Work instructions: Please read the discussion of GetSchemaTable and GetColumnSchema below. What two situations does it give as examples of a resultset not being present?

While working on nullability annotation for System.Data.Common, I ran across some odd and inconsistent behavior when GetSchemaTable and GetColumnSchema are called and a resultset isn't present (e.g. a non-SELECT statement was executed, or NextResult was called and returned false).
I vote for option 3. It would allow the method to cleanly return a non-nullable DataTable
c#
[Fact]
public virtual void GetSchemaTable_returns_null_when_no_resultset()
{
using var connection = CreateOpenConnection();
using var command = connection.CreateCommand();
command.CommandText = "SELECT 1";
using var reader = command.ExecuteReader();
reader.NextResult();
Assert.Null(reader.GetSchemaTable());
}
/cc @cheenamalhotra @David-Engel @saurabh500 @Wraith2 @bgrainger @bricelam @ajcvickers @AndriySvyryd
/cc @ErikEJ
/cc @FransBouma
The current behaviour in MySqlConnector was due to https://github.com/mysql-net/AdoNetApiTest/issues/28; see also https://github.com/mysql-net/MySqlConnector/issues/678.
Forgot about that conversation :)

Material provided:
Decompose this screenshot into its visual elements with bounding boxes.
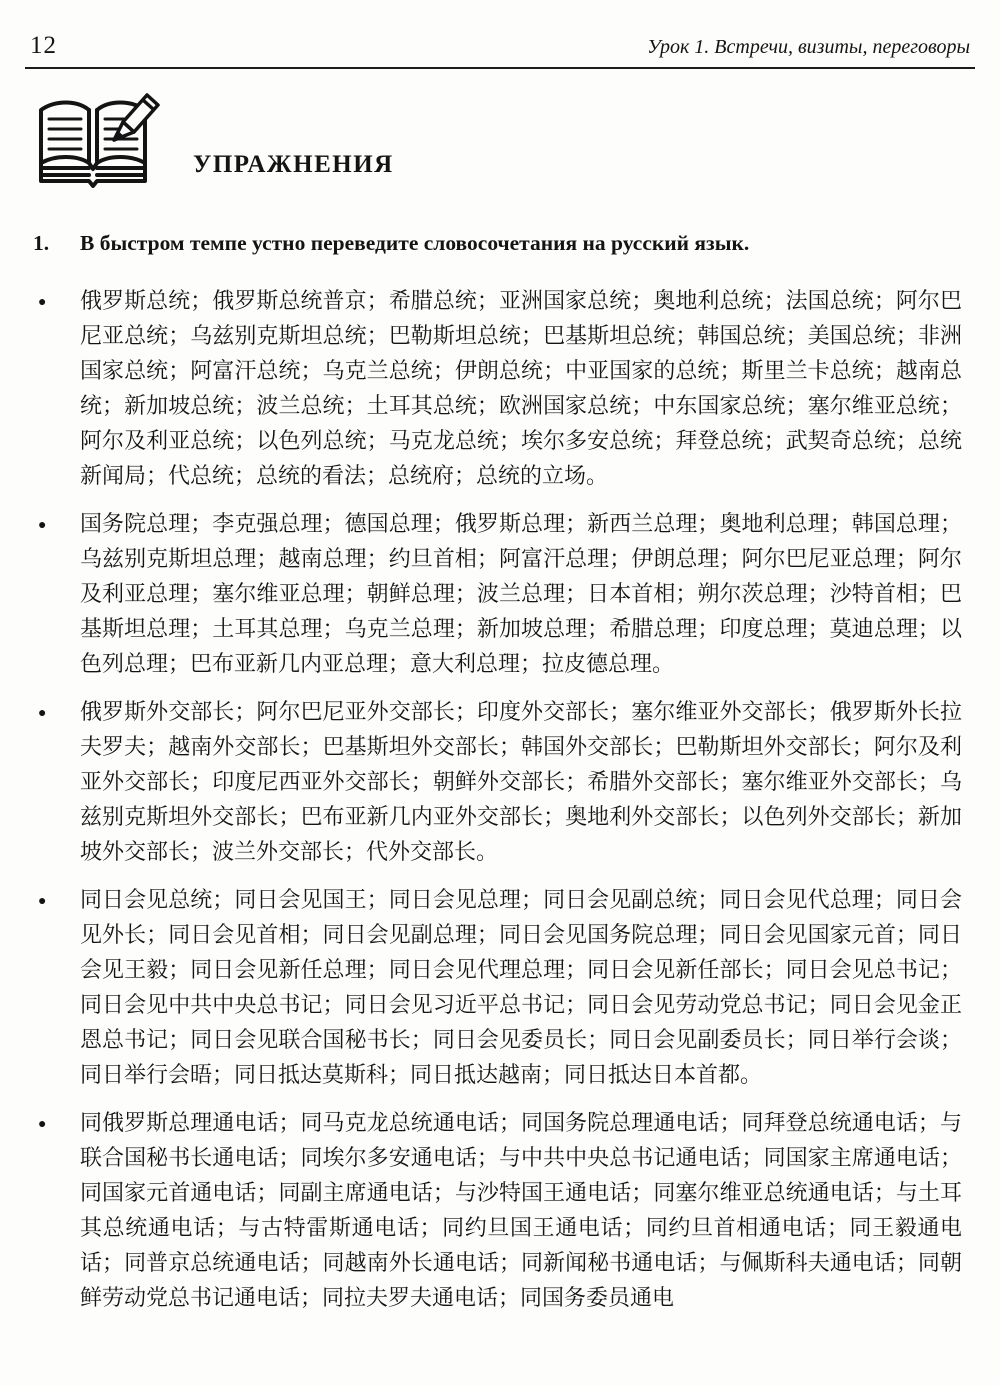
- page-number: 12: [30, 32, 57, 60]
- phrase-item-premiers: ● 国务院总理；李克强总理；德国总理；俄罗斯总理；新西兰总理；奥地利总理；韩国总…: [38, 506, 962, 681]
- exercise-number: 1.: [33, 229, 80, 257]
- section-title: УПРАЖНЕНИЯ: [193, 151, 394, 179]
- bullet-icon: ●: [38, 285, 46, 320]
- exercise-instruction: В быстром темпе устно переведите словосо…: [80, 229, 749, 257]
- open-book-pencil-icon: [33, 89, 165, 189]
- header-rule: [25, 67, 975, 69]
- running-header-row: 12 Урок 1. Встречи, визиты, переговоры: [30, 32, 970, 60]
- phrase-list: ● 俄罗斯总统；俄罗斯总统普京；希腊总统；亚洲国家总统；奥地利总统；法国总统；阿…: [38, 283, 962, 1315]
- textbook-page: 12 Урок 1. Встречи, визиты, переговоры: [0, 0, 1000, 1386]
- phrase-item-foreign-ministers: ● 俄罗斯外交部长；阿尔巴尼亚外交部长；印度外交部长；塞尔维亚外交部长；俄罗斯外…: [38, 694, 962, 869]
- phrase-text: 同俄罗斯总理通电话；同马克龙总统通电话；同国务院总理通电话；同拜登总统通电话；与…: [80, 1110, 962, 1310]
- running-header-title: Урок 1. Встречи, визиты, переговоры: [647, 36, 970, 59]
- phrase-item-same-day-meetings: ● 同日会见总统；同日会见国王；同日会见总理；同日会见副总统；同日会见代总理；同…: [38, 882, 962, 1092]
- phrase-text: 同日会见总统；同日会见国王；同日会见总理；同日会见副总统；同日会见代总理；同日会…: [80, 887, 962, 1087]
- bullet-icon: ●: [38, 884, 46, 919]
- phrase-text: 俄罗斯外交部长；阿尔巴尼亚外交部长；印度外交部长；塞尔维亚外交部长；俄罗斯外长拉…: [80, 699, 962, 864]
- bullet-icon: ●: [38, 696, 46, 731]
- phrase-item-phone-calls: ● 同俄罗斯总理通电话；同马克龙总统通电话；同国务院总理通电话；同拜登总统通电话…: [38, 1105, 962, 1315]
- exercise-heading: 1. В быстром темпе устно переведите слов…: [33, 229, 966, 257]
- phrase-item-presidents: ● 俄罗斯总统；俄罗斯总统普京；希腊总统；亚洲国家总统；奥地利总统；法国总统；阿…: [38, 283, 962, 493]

Reply to the task: A non-SELECT statement was executed, or NextResult was called and returned false.